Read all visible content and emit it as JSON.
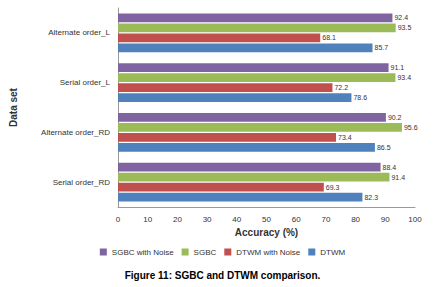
{
  "chart_data": {
    "type": "bar",
    "orientation": "horizontal",
    "title": "Figure 11: SGBC and DTWM comparison.",
    "x_label": "Accuracy (%)",
    "y_label": "Data set",
    "categories": [
      "Serial order_RD",
      "Alternate order_RD",
      "Serial order_L",
      "Alternate order_L"
    ],
    "series": [
      {
        "name": "SGBC with Noise",
        "color": "#8064a2",
        "values": [
          88.4,
          90.2,
          91.1,
          92.4
        ]
      },
      {
        "name": "SGBC",
        "color": "#9bbb59",
        "values": [
          91.4,
          95.6,
          93.4,
          93.5
        ]
      },
      {
        "name": "DTWM with Noise",
        "color": "#c0504d",
        "values": [
          69.3,
          73.4,
          72.2,
          68.1
        ]
      },
      {
        "name": "DTWM",
        "color": "#4f81bd",
        "values": [
          82.3,
          86.5,
          78.6,
          85.7
        ]
      }
    ],
    "xlim": [
      0,
      100
    ],
    "xticks": [
      0,
      10,
      20,
      30,
      40,
      50,
      60,
      70,
      80,
      90,
      100
    ],
    "grid": false,
    "legend": "bottom",
    "data_labels": true
  }
}
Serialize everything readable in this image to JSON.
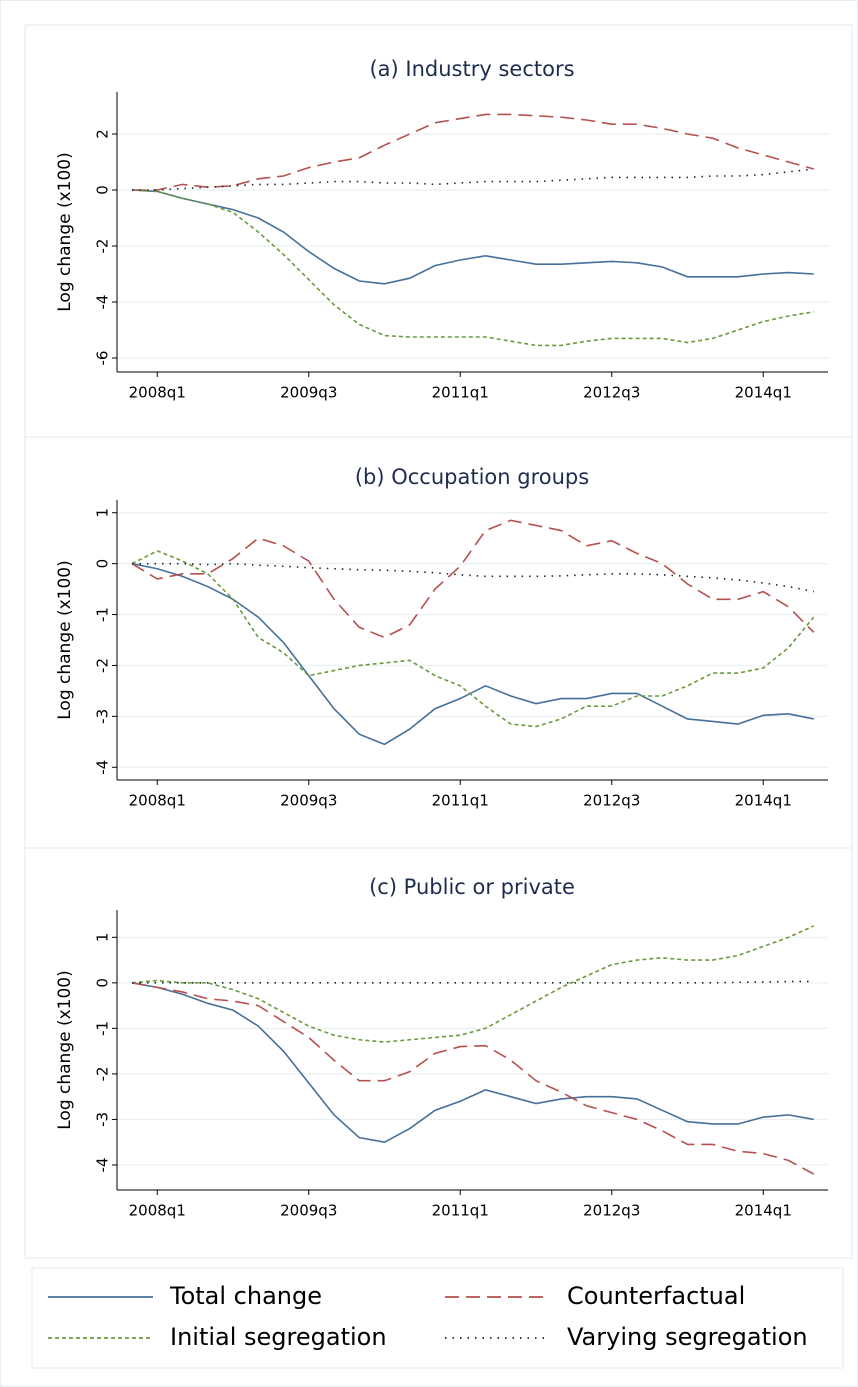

☆ ☆ ☆ ☆ ☆

■ **WHAT TO PRODUCE**
Excluding the pictures, reproduce every entry exactly as given.

■ **TASK SOLUTION**
Read all visible content and emit it as JSON.
{
  "chart_data": {
    "type": "bar",
    "orientation": "horizontal",
    "title": "Figure 11: SGBC and DTWM comparison.",
    "x_label": "Accuracy (%)",
    "y_label": "Data set",
    "categories": [
      "Serial order_RD",
      "Alternate order_RD",
      "Serial order_L",
      "Alternate order_L"
    ],
    "series": [
      {
        "name": "SGBC with Noise",
        "color": "#8064a2",
        "values": [
          88.4,
          90.2,
          91.1,
          92.4
        ]
      },
      {
        "name": "SGBC",
        "color": "#9bbb59",
        "values": [
          91.4,
          95.6,
          93.4,
          93.5
        ]
      },
      {
        "name": "DTWM with Noise",
        "color": "#c0504d",
        "values": [
          69.3,
          73.4,
          72.2,
          68.1
        ]
      },
      {
        "name": "DTWM",
        "color": "#4f81bd",
        "values": [
          82.3,
          86.5,
          78.6,
          85.7
        ]
      }
    ],
    "xlim": [
      0,
      100
    ],
    "xticks": [
      0,
      10,
      20,
      30,
      40,
      50,
      60,
      70,
      80,
      90,
      100
    ],
    "grid": false,
    "legend": "bottom",
    "data_labels": true
  }
}
Serialize everything readable in this image to JSON.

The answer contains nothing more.